## Task to complete
Reproduce verbatim the portion of the passage on the exclusionary rule starting with "No single remedy" and continuing through "-- by lawmakers.".

My argument, based on the historical evidence of the last 40 years, is that the Warren court in the 1960s played a pivotal role in stimulating these reforms. For more than 100 years, police departments had failed to curb misuse of authority by officers on the street while the courts took a hands-off attitude. The Warren court's interventions (Mapp and Miranda being the most famous) set new standards for lawful conduct, forcing the police to reform and strengthening community demands for curbs on abuse.

Scalia's opinion suggests that the results I highlighted have sufficiently removed the need for an exclusionary rule to act as a judicial-branch watchdog over the police. I have never said or even suggested such a thing.

To the contrary, I have argued that the results reinforce the Supreme Court's continuing importance in defining constitutional protections for individual rights and requiring the appropriate remedies for violations, including the exclusion of evidence.
Walker accuses Scalia of misrepresenting his opinion, but all the justice did was use the same findings to come to a different conclusion. Walker believes the exclusionary rule has required law enforcement to reform its policies over the years and that it should continue. Scalia believes it is no longer necessary. The difference is Scalia has a much better constitutional argument to make while Walker has to rewrite the purpose of the judicial branch...and admits it:
The ideal approach is for the court to join the other branches of government in a mix of remedies for police misconduct: judicially mandated exclusionary rules, legislation to give citizens oversight of police and administrative reforms in training and supervision.

No single remedy is sufficient to this very important task. Hudson marks a dangerous step backward in removing a crucial component of that mix.
But the Supreme Court was never supposed to "mix" with the other branches to do whatever today's criminologist feels is important. The Court was created specifically as an independent branch to correct legislative wrongdoings among a limited number of other things unrelated to this topic. Laws governing police should be written -- naturally -- by lawmakers.

Libertarians have a right to be concerned about the outcome of this case because police now get more power to conduct investigations. But let's not overestimate the Fourth Amendment. We are protected against "unreasonable searches and seizures." There was nothing unreasonable about the evidence seized from Hudson - even with the police having failed to properly "knock and announce."

## Stored items
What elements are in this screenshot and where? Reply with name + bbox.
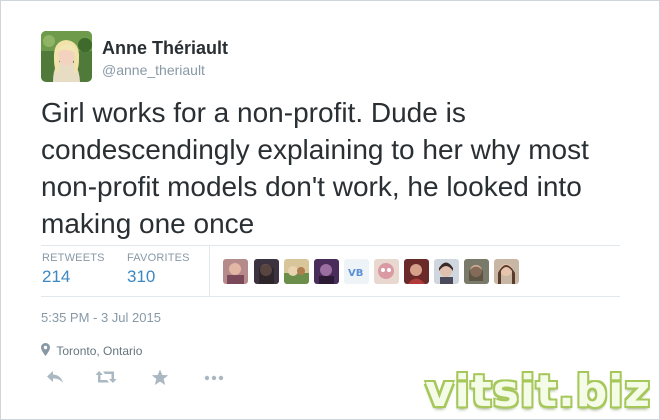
- reply-icon[interactable]: [45, 369, 69, 391]
- stats-divider: [209, 246, 210, 296]
- favoriter-avatar[interactable]: VB: [344, 259, 369, 284]
- favoriter-avatar[interactable]: [434, 259, 459, 284]
- more-icon[interactable]: [203, 369, 227, 391]
- watermark: vitsit.biz: [424, 366, 651, 417]
- retweet-icon[interactable]: [95, 369, 119, 391]
- favoriter-avatar[interactable]: [284, 259, 309, 284]
- favorites-label: FAVORITES: [127, 252, 190, 264]
- tweet-text: Girl works for a non-profit. Dude is con…: [41, 97, 589, 239]
- favorites-stat[interactable]: FAVORITES 310: [127, 252, 190, 287]
- favoriter-avatar[interactable]: [223, 259, 248, 284]
- favoriter-avatar[interactable]: [314, 259, 339, 284]
- favoriter-avatar[interactable]: [374, 259, 399, 284]
- star-icon[interactable]: [151, 369, 175, 391]
- retweets-stat[interactable]: RETWEETS 214: [42, 252, 105, 287]
- favoriter-avatar[interactable]: [404, 259, 429, 284]
- favorites-count[interactable]: 310: [127, 267, 190, 287]
- location-label: Toronto, Ontario: [56, 344, 143, 358]
- favoriter-avatar[interactable]: [254, 259, 279, 284]
- svg-text:VB: VB: [348, 268, 363, 279]
- user-handle[interactable]: @anne_theriault: [102, 62, 205, 78]
- location-pin-icon: [41, 343, 50, 359]
- user-name[interactable]: Anne Thériault: [102, 38, 228, 59]
- tweet-stats: RETWEETS 214 FAVORITES 310 VB: [41, 245, 620, 297]
- favoriter-avatar[interactable]: [464, 259, 489, 284]
- avatar[interactable]: [41, 31, 92, 82]
- tweet-location[interactable]: Toronto, Ontario: [41, 343, 142, 359]
- retweets-label: RETWEETS: [42, 252, 105, 264]
- tweet-card: Anne Thériault @anne_theriault Girl work…: [0, 0, 660, 420]
- favoriter-avatar[interactable]: [494, 259, 519, 284]
- tweet-timestamp[interactable]: 5:35 PM - 3 Jul 2015: [41, 310, 161, 325]
- retweets-count[interactable]: 214: [42, 267, 105, 287]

## Final answer
No single remedy is sufficient to this very important task. Hudson marks a dangerous step backward in removing a crucial component of that mix.
But the Supreme Court was never supposed to "mix" with the other branches to do whatever today's criminologist feels is important. The Court was created specifically as an independent branch to correct legislative wrongdoings among a limited number of other things unrelated to this topic. Laws governing police should be written -- naturally -- by lawmakers.